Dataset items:
====

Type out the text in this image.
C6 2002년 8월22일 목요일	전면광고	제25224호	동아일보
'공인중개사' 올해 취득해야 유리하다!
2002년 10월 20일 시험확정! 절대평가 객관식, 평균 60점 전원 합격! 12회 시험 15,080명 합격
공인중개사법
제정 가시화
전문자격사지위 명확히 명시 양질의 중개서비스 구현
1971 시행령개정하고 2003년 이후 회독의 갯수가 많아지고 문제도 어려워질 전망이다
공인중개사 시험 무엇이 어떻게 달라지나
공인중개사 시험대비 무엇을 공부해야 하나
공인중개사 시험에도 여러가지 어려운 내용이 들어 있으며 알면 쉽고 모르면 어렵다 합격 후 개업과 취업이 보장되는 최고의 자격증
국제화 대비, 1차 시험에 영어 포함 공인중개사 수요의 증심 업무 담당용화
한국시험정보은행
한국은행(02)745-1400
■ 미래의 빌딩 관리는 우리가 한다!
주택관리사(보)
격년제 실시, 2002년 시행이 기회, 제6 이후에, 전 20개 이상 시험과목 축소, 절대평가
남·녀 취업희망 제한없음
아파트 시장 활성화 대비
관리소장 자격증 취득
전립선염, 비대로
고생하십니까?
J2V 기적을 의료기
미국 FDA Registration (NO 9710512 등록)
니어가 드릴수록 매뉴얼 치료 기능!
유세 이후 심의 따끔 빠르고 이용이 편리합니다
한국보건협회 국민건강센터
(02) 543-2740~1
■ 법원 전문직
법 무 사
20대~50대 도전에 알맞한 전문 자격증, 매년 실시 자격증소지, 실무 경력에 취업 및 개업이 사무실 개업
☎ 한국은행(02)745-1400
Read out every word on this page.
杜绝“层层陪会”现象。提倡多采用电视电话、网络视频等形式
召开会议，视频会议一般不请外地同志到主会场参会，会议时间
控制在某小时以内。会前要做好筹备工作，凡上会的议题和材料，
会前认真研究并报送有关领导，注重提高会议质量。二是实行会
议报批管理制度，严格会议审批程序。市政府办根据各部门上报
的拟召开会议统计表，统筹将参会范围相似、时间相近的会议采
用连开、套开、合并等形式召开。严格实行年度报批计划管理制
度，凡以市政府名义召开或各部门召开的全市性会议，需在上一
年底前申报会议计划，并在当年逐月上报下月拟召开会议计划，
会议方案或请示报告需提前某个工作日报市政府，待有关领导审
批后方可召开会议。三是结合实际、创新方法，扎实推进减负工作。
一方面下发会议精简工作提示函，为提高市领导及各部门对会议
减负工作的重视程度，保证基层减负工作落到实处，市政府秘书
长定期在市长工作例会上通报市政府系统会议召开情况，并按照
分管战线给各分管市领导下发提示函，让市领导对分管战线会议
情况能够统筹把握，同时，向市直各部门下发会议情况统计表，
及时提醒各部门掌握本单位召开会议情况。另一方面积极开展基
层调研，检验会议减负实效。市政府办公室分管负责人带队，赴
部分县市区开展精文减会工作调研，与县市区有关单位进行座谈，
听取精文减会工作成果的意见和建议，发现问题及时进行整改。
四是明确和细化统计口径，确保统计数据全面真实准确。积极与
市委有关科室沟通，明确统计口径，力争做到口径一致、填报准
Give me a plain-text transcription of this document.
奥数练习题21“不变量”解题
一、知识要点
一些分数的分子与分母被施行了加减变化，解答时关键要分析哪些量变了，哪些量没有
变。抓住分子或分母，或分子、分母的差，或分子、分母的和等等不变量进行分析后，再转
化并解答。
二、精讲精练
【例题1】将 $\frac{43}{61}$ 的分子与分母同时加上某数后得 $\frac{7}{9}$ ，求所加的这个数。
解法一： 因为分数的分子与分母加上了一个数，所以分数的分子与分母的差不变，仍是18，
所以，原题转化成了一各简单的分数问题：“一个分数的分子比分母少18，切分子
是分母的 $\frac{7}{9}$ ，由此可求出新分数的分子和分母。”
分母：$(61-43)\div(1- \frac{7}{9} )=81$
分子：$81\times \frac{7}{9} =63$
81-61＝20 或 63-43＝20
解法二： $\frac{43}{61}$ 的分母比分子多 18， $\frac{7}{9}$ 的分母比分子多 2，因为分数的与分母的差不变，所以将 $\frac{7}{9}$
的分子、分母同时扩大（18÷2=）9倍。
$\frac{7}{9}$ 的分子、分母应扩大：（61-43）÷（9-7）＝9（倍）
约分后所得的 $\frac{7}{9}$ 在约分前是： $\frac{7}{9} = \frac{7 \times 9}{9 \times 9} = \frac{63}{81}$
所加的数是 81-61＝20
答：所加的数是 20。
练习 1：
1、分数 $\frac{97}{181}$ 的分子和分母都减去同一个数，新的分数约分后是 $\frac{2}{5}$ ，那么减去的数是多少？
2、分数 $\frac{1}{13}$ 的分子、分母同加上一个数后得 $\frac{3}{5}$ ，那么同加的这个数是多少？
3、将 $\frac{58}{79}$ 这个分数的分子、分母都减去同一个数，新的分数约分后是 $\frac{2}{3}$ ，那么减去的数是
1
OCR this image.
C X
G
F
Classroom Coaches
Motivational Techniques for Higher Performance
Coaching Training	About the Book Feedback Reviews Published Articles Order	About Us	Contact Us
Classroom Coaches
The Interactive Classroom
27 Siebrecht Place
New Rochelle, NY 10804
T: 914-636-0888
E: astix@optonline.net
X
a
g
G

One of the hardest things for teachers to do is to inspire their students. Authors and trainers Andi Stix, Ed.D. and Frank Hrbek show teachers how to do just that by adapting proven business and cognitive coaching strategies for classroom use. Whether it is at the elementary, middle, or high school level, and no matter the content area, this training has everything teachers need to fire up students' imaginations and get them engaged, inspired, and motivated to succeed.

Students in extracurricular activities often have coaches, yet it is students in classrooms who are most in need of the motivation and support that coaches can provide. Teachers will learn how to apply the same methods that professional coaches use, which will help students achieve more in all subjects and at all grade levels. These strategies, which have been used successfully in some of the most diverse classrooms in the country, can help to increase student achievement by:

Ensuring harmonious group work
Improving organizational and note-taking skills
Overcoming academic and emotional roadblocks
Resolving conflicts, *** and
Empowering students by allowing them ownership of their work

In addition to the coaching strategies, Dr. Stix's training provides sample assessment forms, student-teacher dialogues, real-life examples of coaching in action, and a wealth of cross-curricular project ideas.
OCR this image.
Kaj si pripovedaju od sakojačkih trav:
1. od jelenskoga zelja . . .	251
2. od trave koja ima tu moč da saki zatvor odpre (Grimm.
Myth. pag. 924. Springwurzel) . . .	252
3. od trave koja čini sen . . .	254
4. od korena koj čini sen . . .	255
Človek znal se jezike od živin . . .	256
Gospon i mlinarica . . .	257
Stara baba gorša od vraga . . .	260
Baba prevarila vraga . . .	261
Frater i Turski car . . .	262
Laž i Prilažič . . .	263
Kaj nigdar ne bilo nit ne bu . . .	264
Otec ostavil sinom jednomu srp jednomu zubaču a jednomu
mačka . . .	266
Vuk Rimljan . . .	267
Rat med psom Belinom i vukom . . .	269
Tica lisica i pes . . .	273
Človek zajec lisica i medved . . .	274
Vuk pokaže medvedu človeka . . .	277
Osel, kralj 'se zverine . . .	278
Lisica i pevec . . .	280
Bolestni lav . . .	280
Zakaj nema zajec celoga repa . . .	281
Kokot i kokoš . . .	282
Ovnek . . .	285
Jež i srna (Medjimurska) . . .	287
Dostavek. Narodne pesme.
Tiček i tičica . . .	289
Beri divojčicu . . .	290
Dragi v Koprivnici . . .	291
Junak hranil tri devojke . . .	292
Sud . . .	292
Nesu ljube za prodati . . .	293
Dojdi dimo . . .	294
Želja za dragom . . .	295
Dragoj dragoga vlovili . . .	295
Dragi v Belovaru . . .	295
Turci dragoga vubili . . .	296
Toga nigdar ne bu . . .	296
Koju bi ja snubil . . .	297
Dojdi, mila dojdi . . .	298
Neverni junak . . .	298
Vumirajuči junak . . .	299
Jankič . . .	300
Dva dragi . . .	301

====

→ Task to carry out: Copy all lines from the entries that contain the word "čini".

→ Exercise answer:
3. od trave koja čini sen . . .	254
4. od korena koj čini sen . . .	255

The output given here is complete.